Exercise objective
All of the data should be output character for character, except the pictures.

——

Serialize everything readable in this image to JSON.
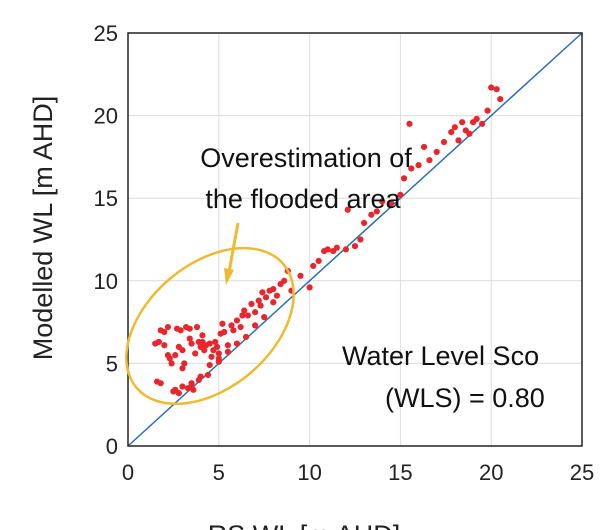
{
  "chart_data": {
    "type": "scatter",
    "xlabel": "RS WL  [m AHD]",
    "ylabel": "Modelled WL [m AHD]",
    "xlim": [
      0,
      25
    ],
    "ylim": [
      0,
      25
    ],
    "x_ticks": [
      "0",
      "5",
      "10",
      "15",
      "20",
      "25"
    ],
    "y_ticks": [
      "0",
      "5",
      "10",
      "15",
      "20",
      "25"
    ],
    "grid": true,
    "reference_line": "1:1",
    "annotations": {
      "overestimation_line1": "Overestimation of",
      "overestimation_line2": "the flooded area",
      "wls_line1": "Water Level Sco",
      "wls_line2": "(WLS) = 0.80"
    },
    "colors": {
      "points": "#e8262c",
      "reference_line": "#2a6fb5",
      "ellipse": "#f0b92e",
      "arrow": "#f0b92e",
      "grid": "#dcdcdc"
    },
    "points": [
      [
        1.6,
        3.9
      ],
      [
        1.8,
        3.8
      ],
      [
        1.5,
        6.2
      ],
      [
        1.7,
        6.3
      ],
      [
        2.0,
        6.1
      ],
      [
        1.8,
        7.0
      ],
      [
        2.0,
        6.9
      ],
      [
        2.2,
        7.2
      ],
      [
        2.2,
        5.5
      ],
      [
        2.3,
        5.3
      ],
      [
        2.4,
        5.0
      ],
      [
        2.5,
        3.3
      ],
      [
        2.6,
        3.4
      ],
      [
        2.8,
        3.2
      ],
      [
        2.6,
        5.5
      ],
      [
        2.7,
        7.1
      ],
      [
        2.9,
        7.0
      ],
      [
        2.8,
        6.0
      ],
      [
        3.0,
        5.8
      ],
      [
        3.0,
        4.7
      ],
      [
        3.1,
        5.0
      ],
      [
        3.2,
        7.2
      ],
      [
        3.4,
        7.1
      ],
      [
        3.3,
        3.5
      ],
      [
        3.5,
        3.6
      ],
      [
        3.6,
        3.4
      ],
      [
        3.4,
        6.5
      ],
      [
        3.5,
        6.2
      ],
      [
        3.7,
        5.6
      ],
      [
        3.8,
        7.2
      ],
      [
        3.9,
        6.3
      ],
      [
        3.9,
        4.0
      ],
      [
        4.0,
        6.0
      ],
      [
        4.1,
        6.3
      ],
      [
        4.1,
        6.7
      ],
      [
        4.2,
        5.8
      ],
      [
        4.3,
        6.1
      ],
      [
        4.4,
        4.3
      ],
      [
        4.5,
        6.2
      ],
      [
        4.6,
        5.4
      ],
      [
        4.7,
        5.8
      ],
      [
        4.8,
        6.3
      ],
      [
        4.9,
        6.0
      ],
      [
        5.0,
        5.6
      ],
      [
        5.1,
        6.8
      ],
      [
        5.2,
        7.4
      ],
      [
        5.3,
        6.9
      ],
      [
        5.0,
        5.1
      ],
      [
        5.5,
        6.1
      ],
      [
        5.8,
        7.0
      ],
      [
        5.7,
        7.3
      ],
      [
        6.0,
        7.6
      ],
      [
        6.2,
        7.2
      ],
      [
        6.3,
        7.9
      ],
      [
        6.4,
        8.2
      ],
      [
        6.6,
        7.9
      ],
      [
        6.8,
        8.6
      ],
      [
        7.0,
        8.1
      ],
      [
        7.2,
        8.8
      ],
      [
        7.3,
        8.5
      ],
      [
        7.4,
        9.3
      ],
      [
        7.6,
        9.0
      ],
      [
        7.8,
        9.4
      ],
      [
        8.0,
        9.5
      ],
      [
        8.0,
        8.7
      ],
      [
        8.2,
        9.1
      ],
      [
        8.4,
        9.8
      ],
      [
        8.6,
        10.0
      ],
      [
        8.8,
        10.6
      ],
      [
        9.0,
        9.4
      ],
      [
        3.0,
        3.6
      ],
      [
        3.5,
        3.8
      ],
      [
        4.0,
        4.2
      ],
      [
        4.5,
        4.9
      ],
      [
        5.0,
        5.3
      ],
      [
        5.5,
        5.7
      ],
      [
        6.0,
        6.2
      ],
      [
        6.5,
        6.6
      ],
      [
        7.0,
        7.3
      ],
      [
        7.5,
        7.8
      ],
      [
        9.5,
        10.3
      ],
      [
        10.0,
        9.6
      ],
      [
        10.2,
        10.9
      ],
      [
        10.5,
        11.2
      ],
      [
        10.8,
        11.8
      ],
      [
        11.0,
        11.9
      ],
      [
        11.3,
        11.8
      ],
      [
        11.5,
        12.0
      ],
      [
        12.0,
        11.9
      ],
      [
        12.1,
        14.3
      ],
      [
        12.5,
        12.1
      ],
      [
        12.8,
        12.5
      ],
      [
        13.0,
        13.5
      ],
      [
        13.4,
        14.0
      ],
      [
        13.7,
        14.2
      ],
      [
        14.0,
        14.8
      ],
      [
        14.5,
        14.7
      ],
      [
        15.0,
        15.2
      ],
      [
        15.2,
        16.2
      ],
      [
        15.5,
        19.5
      ],
      [
        15.6,
        16.8
      ],
      [
        16.0,
        17.0
      ],
      [
        16.3,
        18.1
      ],
      [
        16.6,
        17.3
      ],
      [
        17.0,
        17.8
      ],
      [
        17.4,
        18.4
      ],
      [
        17.8,
        19.0
      ],
      [
        18.0,
        19.3
      ],
      [
        18.2,
        18.5
      ],
      [
        18.4,
        19.6
      ],
      [
        18.6,
        19.1
      ],
      [
        18.8,
        18.9
      ],
      [
        19.0,
        19.6
      ],
      [
        19.2,
        19.8
      ],
      [
        19.5,
        19.5
      ],
      [
        19.8,
        20.3
      ],
      [
        20.0,
        21.7
      ],
      [
        20.3,
        21.6
      ],
      [
        20.5,
        21.0
      ]
    ]
  }
}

——

Exercise solution
Serialize everything readable in this image to JSON.
{
  "chart_data": {
    "type": "scatter",
    "xlabel": "RS WL  [m AHD]",
    "ylabel": "Modelled WL [m AHD]",
    "xlim": [
      0,
      25
    ],
    "ylim": [
      0,
      25
    ],
    "x_ticks": [
      "0",
      "5",
      "10",
      "15",
      "20",
      "25"
    ],
    "y_ticks": [
      "0",
      "5",
      "10",
      "15",
      "20",
      "25"
    ],
    "grid": true,
    "reference_line": "1:1",
    "annotations": {
      "overestimation_line1": "Overestimation of",
      "overestimation_line2": "the flooded area",
      "wls_line1": "Water Level Sco",
      "wls_line2": "(WLS) = 0.80"
    },
    "colors": {
      "points": "#e8262c",
      "reference_line": "#2a6fb5",
      "ellipse": "#f0b92e",
      "arrow": "#f0b92e",
      "grid": "#dcdcdc"
    },
    "points": [
      [
        1.6,
        3.9
      ],
      [
        1.8,
        3.8
      ],
      [
        1.5,
        6.2
      ],
      [
        1.7,
        6.3
      ],
      [
        2.0,
        6.1
      ],
      [
        1.8,
        7.0
      ],
      [
        2.0,
        6.9
      ],
      [
        2.2,
        7.2
      ],
      [
        2.2,
        5.5
      ],
      [
        2.3,
        5.3
      ],
      [
        2.4,
        5.0
      ],
      [
        2.5,
        3.3
      ],
      [
        2.6,
        3.4
      ],
      [
        2.8,
        3.2
      ],
      [
        2.6,
        5.5
      ],
      [
        2.7,
        7.1
      ],
      [
        2.9,
        7.0
      ],
      [
        2.8,
        6.0
      ],
      [
        3.0,
        5.8
      ],
      [
        3.0,
        4.7
      ],
      [
        3.1,
        5.0
      ],
      [
        3.2,
        7.2
      ],
      [
        3.4,
        7.1
      ],
      [
        3.3,
        3.5
      ],
      [
        3.5,
        3.6
      ],
      [
        3.6,
        3.4
      ],
      [
        3.4,
        6.5
      ],
      [
        3.5,
        6.2
      ],
      [
        3.7,
        5.6
      ],
      [
        3.8,
        7.2
      ],
      [
        3.9,
        6.3
      ],
      [
        3.9,
        4.0
      ],
      [
        4.0,
        6.0
      ],
      [
        4.1,
        6.3
      ],
      [
        4.1,
        6.7
      ],
      [
        4.2,
        5.8
      ],
      [
        4.3,
        6.1
      ],
      [
        4.4,
        4.3
      ],
      [
        4.5,
        6.2
      ],
      [
        4.6,
        5.4
      ],
      [
        4.7,
        5.8
      ],
      [
        4.8,
        6.3
      ],
      [
        4.9,
        6.0
      ],
      [
        5.0,
        5.6
      ],
      [
        5.1,
        6.8
      ],
      [
        5.2,
        7.4
      ],
      [
        5.3,
        6.9
      ],
      [
        5.0,
        5.1
      ],
      [
        5.5,
        6.1
      ],
      [
        5.8,
        7.0
      ],
      [
        5.7,
        7.3
      ],
      [
        6.0,
        7.6
      ],
      [
        6.2,
        7.2
      ],
      [
        6.3,
        7.9
      ],
      [
        6.4,
        8.2
      ],
      [
        6.6,
        7.9
      ],
      [
        6.8,
        8.6
      ],
      [
        7.0,
        8.1
      ],
      [
        7.2,
        8.8
      ],
      [
        7.3,
        8.5
      ],
      [
        7.4,
        9.3
      ],
      [
        7.6,
        9.0
      ],
      [
        7.8,
        9.4
      ],
      [
        8.0,
        9.5
      ],
      [
        8.0,
        8.7
      ],
      [
        8.2,
        9.1
      ],
      [
        8.4,
        9.8
      ],
      [
        8.6,
        10.0
      ],
      [
        8.8,
        10.6
      ],
      [
        9.0,
        9.4
      ],
      [
        3.0,
        3.6
      ],
      [
        3.5,
        3.8
      ],
      [
        4.0,
        4.2
      ],
      [
        4.5,
        4.9
      ],
      [
        5.0,
        5.3
      ],
      [
        5.5,
        5.7
      ],
      [
        6.0,
        6.2
      ],
      [
        6.5,
        6.6
      ],
      [
        7.0,
        7.3
      ],
      [
        7.5,
        7.8
      ],
      [
        9.5,
        10.3
      ],
      [
        10.0,
        9.6
      ],
      [
        10.2,
        10.9
      ],
      [
        10.5,
        11.2
      ],
      [
        10.8,
        11.8
      ],
      [
        11.0,
        11.9
      ],
      [
        11.3,
        11.8
      ],
      [
        11.5,
        12.0
      ],
      [
        12.0,
        11.9
      ],
      [
        12.1,
        14.3
      ],
      [
        12.5,
        12.1
      ],
      [
        12.8,
        12.5
      ],
      [
        13.0,
        13.5
      ],
      [
        13.4,
        14.0
      ],
      [
        13.7,
        14.2
      ],
      [
        14.0,
        14.8
      ],
      [
        14.5,
        14.7
      ],
      [
        15.0,
        15.2
      ],
      [
        15.2,
        16.2
      ],
      [
        15.5,
        19.5
      ],
      [
        15.6,
        16.8
      ],
      [
        16.0,
        17.0
      ],
      [
        16.3,
        18.1
      ],
      [
        16.6,
        17.3
      ],
      [
        17.0,
        17.8
      ],
      [
        17.4,
        18.4
      ],
      [
        17.8,
        19.0
      ],
      [
        18.0,
        19.3
      ],
      [
        18.2,
        18.5
      ],
      [
        18.4,
        19.6
      ],
      [
        18.6,
        19.1
      ],
      [
        18.8,
        18.9
      ],
      [
        19.0,
        19.6
      ],
      [
        19.2,
        19.8
      ],
      [
        19.5,
        19.5
      ],
      [
        19.8,
        20.3
      ],
      [
        20.0,
        21.7
      ],
      [
        20.3,
        21.6
      ],
      [
        20.5,
        21.0
      ]
    ]
  }
}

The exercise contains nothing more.